* [Problem description]
Return the lines below that contain the word "platformen".

### Recorded data

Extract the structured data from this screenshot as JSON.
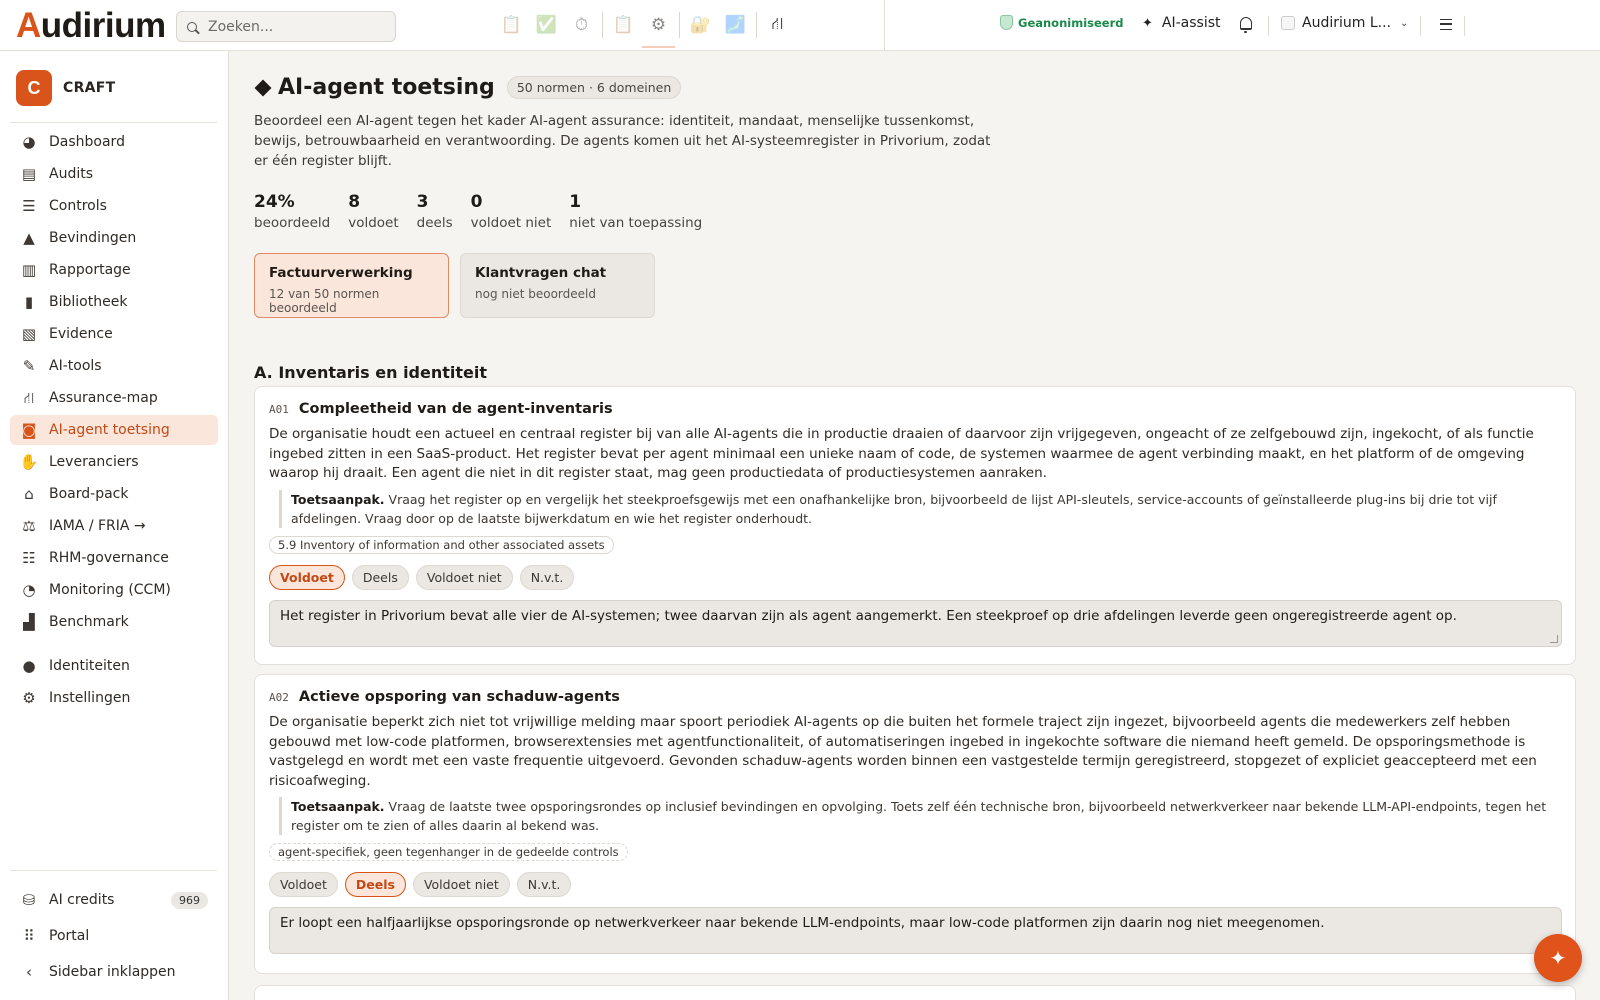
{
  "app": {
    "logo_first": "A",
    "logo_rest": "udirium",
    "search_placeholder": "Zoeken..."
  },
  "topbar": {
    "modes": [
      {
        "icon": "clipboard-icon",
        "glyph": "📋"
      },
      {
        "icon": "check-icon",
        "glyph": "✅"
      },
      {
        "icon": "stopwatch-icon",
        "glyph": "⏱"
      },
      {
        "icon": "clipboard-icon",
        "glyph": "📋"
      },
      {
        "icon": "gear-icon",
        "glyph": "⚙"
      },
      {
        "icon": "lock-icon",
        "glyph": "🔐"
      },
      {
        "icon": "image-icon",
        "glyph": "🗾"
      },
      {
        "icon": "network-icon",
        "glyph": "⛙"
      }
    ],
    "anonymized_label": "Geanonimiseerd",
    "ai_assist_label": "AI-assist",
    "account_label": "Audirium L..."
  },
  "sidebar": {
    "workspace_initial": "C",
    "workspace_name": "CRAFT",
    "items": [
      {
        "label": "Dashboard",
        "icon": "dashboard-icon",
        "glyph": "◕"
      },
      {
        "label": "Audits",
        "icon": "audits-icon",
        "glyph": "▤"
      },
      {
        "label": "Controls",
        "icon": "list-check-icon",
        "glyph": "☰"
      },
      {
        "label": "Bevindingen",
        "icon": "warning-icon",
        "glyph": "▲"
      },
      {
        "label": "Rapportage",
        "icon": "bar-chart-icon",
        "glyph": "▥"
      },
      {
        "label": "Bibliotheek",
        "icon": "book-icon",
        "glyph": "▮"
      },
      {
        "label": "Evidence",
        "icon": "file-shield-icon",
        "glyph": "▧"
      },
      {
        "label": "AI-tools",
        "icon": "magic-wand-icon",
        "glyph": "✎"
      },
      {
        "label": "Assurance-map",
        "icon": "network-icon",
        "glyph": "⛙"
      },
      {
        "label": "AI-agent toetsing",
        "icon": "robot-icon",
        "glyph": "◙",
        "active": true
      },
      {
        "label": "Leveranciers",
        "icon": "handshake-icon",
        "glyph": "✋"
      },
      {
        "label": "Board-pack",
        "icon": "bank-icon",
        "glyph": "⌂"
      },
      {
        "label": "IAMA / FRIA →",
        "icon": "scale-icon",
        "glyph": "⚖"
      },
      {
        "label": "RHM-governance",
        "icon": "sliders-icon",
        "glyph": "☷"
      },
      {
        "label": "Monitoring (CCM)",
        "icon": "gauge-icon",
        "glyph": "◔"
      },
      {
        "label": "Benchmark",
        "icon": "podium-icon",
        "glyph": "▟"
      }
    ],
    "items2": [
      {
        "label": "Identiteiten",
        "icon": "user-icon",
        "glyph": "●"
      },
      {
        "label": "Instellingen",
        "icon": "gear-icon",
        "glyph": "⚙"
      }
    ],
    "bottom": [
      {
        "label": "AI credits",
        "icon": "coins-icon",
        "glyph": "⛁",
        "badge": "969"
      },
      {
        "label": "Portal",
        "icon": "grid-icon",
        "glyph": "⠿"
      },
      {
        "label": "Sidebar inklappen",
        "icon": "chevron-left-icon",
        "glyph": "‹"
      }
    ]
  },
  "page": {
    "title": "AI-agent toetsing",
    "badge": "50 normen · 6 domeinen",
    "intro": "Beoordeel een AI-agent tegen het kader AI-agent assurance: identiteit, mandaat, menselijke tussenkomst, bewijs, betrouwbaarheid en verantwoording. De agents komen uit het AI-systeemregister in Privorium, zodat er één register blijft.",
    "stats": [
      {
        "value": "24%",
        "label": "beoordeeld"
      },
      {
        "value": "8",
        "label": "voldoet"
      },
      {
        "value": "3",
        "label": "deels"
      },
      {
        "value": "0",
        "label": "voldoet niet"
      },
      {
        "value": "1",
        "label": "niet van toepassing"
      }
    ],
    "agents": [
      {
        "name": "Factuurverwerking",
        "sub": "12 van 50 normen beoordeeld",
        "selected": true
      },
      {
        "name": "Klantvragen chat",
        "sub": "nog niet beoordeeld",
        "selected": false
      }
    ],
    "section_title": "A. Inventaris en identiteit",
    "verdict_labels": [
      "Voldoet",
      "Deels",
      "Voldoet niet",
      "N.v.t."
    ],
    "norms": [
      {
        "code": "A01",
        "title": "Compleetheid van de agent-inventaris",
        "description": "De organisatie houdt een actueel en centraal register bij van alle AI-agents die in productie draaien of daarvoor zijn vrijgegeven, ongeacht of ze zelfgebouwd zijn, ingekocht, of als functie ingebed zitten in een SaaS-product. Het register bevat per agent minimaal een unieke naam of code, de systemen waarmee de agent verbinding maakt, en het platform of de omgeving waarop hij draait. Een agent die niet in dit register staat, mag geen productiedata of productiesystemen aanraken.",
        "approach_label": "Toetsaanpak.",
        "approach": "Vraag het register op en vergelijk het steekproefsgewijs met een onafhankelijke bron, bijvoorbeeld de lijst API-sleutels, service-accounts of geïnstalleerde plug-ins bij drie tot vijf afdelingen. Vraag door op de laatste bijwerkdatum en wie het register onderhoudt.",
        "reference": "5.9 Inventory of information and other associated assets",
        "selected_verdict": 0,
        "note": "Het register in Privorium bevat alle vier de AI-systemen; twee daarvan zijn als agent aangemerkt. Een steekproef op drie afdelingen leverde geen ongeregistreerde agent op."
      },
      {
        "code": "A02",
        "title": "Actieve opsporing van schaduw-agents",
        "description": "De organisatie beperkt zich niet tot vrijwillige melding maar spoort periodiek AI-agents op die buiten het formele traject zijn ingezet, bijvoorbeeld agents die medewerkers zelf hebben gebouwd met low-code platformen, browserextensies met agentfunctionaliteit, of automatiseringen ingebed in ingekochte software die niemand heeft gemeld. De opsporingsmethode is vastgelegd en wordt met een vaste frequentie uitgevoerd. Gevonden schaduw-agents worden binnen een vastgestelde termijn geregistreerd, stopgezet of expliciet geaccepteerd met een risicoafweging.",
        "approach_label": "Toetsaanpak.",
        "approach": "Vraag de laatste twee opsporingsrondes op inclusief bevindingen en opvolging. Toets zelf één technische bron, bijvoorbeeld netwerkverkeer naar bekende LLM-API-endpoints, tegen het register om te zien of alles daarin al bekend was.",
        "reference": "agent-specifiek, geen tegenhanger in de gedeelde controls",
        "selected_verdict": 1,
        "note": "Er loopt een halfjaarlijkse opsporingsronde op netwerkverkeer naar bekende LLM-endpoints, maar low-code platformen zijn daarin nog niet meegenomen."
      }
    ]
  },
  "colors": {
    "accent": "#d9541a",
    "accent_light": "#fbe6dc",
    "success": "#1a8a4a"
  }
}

######
### Recorded data

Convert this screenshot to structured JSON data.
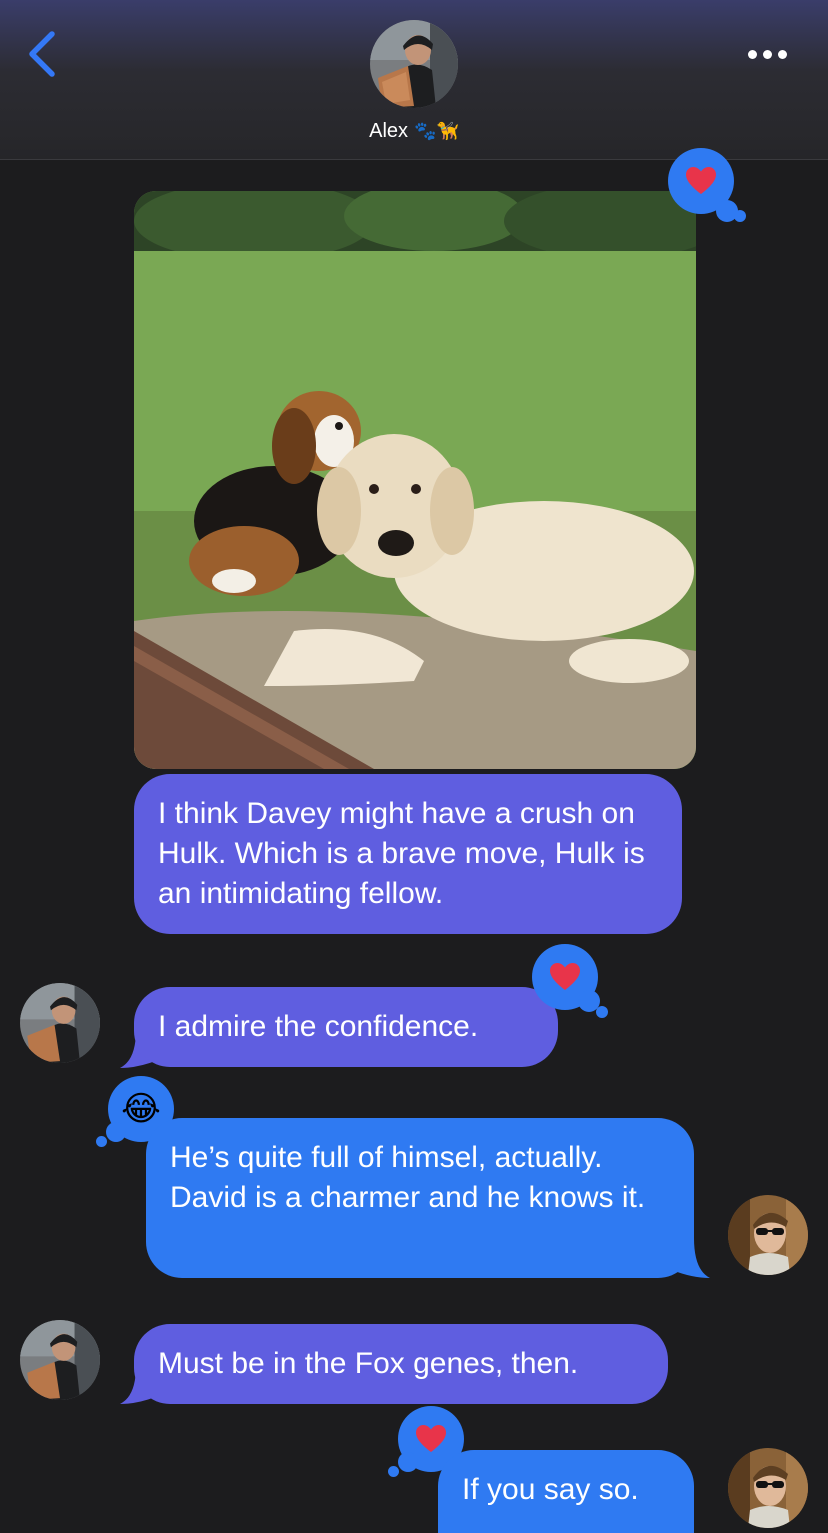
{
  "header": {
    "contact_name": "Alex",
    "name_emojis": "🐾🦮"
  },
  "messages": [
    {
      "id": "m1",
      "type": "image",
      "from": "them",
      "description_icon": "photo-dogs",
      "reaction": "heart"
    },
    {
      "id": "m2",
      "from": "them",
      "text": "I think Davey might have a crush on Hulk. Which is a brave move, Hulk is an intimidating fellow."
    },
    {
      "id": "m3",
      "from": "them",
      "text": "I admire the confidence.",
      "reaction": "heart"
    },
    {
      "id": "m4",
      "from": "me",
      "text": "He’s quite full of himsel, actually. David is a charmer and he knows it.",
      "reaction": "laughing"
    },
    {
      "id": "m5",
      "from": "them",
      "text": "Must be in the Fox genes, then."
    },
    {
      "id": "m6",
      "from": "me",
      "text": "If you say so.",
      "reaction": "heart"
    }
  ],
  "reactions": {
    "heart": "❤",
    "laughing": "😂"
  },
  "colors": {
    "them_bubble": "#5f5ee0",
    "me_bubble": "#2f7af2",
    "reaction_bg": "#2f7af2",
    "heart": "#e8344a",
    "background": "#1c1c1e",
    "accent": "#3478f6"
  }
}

######
### Recorded data

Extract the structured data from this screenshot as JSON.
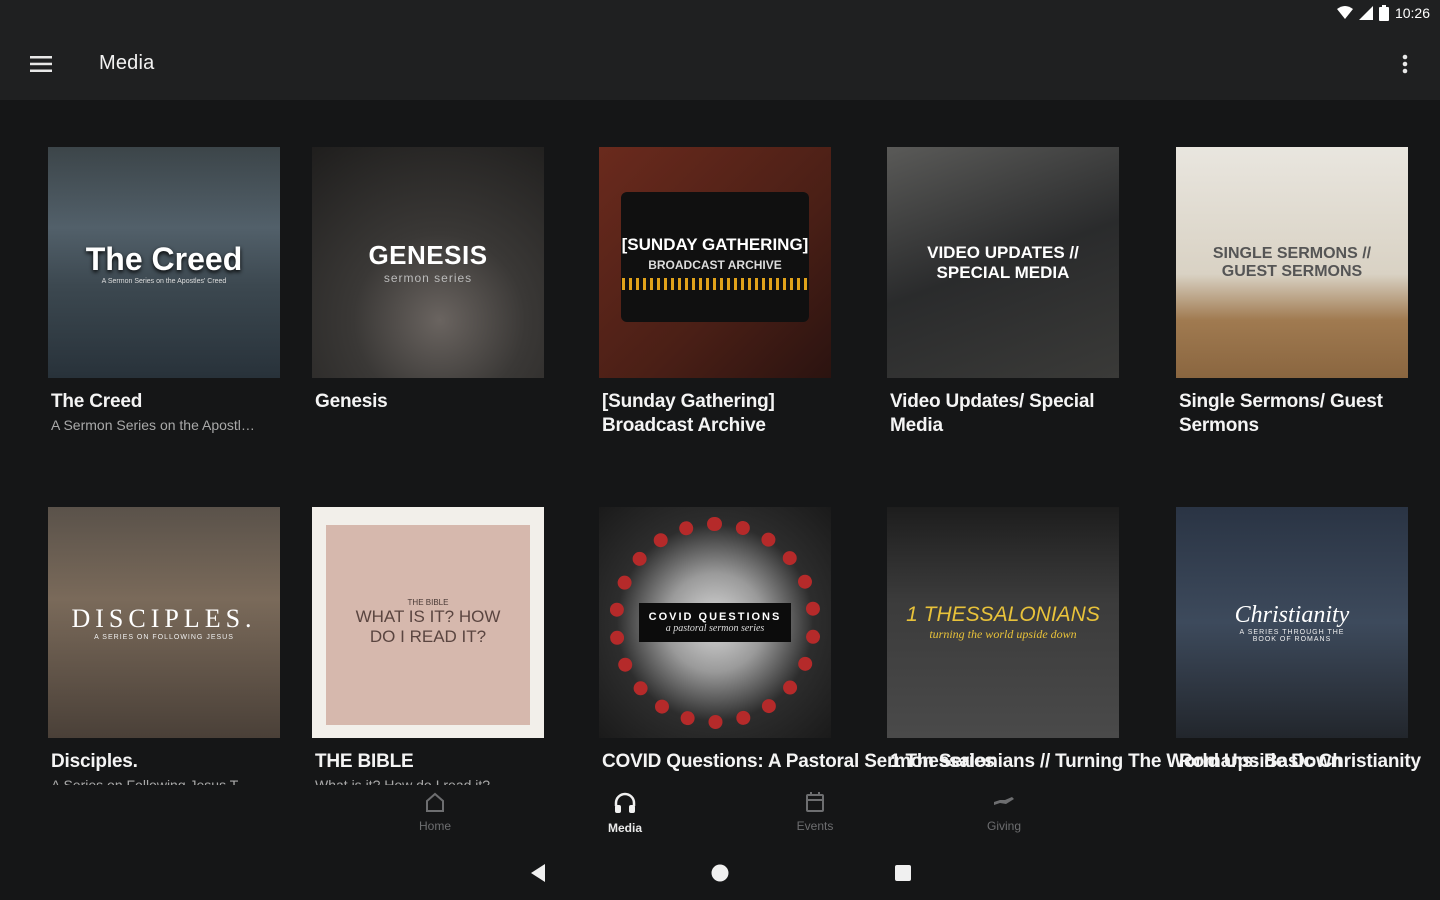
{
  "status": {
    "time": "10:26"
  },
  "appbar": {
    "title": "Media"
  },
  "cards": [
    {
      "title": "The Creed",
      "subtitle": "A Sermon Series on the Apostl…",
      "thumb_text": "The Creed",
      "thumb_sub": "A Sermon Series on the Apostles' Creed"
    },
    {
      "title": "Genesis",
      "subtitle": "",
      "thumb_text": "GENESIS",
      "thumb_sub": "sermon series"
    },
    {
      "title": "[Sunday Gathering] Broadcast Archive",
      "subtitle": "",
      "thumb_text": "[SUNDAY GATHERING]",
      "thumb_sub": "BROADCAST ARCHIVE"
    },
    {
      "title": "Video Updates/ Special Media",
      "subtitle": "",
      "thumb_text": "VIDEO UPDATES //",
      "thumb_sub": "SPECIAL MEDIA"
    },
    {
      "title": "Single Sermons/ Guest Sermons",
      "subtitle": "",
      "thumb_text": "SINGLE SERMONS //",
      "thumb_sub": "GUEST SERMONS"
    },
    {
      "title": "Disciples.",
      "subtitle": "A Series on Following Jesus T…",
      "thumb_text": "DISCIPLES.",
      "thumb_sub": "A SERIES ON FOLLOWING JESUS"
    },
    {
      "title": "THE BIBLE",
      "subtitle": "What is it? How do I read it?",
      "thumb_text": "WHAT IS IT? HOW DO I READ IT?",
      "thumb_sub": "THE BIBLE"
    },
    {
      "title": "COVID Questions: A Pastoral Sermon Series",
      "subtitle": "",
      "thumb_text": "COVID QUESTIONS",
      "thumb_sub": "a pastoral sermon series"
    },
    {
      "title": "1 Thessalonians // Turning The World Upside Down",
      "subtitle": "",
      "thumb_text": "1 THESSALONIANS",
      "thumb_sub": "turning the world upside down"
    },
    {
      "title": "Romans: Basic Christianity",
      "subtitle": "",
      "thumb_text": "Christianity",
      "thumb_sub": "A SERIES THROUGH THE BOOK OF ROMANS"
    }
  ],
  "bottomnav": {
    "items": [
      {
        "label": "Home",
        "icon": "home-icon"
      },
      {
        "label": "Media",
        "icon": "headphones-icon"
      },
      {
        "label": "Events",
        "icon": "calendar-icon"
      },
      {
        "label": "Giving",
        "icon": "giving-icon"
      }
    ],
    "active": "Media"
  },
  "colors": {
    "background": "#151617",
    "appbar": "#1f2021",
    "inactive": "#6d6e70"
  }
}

######

* [Reply to the exercise]
        "description": "De organisatie beperkt zich niet tot vrijwillige melding maar spoort periodiek AI-agents op die buiten het formele traject zijn ingezet, bijvoorbeeld agents die medewerkers zelf hebben gebouwd met low-code platformen, browserextensies met agentfunctionaliteit, of automatiseringen ingebed in ingekochte software die niemand heeft gemeld. De opsporingsmethode is vastgelegd en wordt met een vaste frequentie uitgevoerd. Gevonden schaduw-agents worden binnen een vastgestelde termijn geregistreerd, stopgezet of expliciet geaccepteerd met een risicoafweging.",
        "note": "Er loopt een halfjaarlijkse opsporingsronde op netwerkverkeer naar bekende LLM-endpoints, maar low-code platformen zijn daarin nog niet meegenomen."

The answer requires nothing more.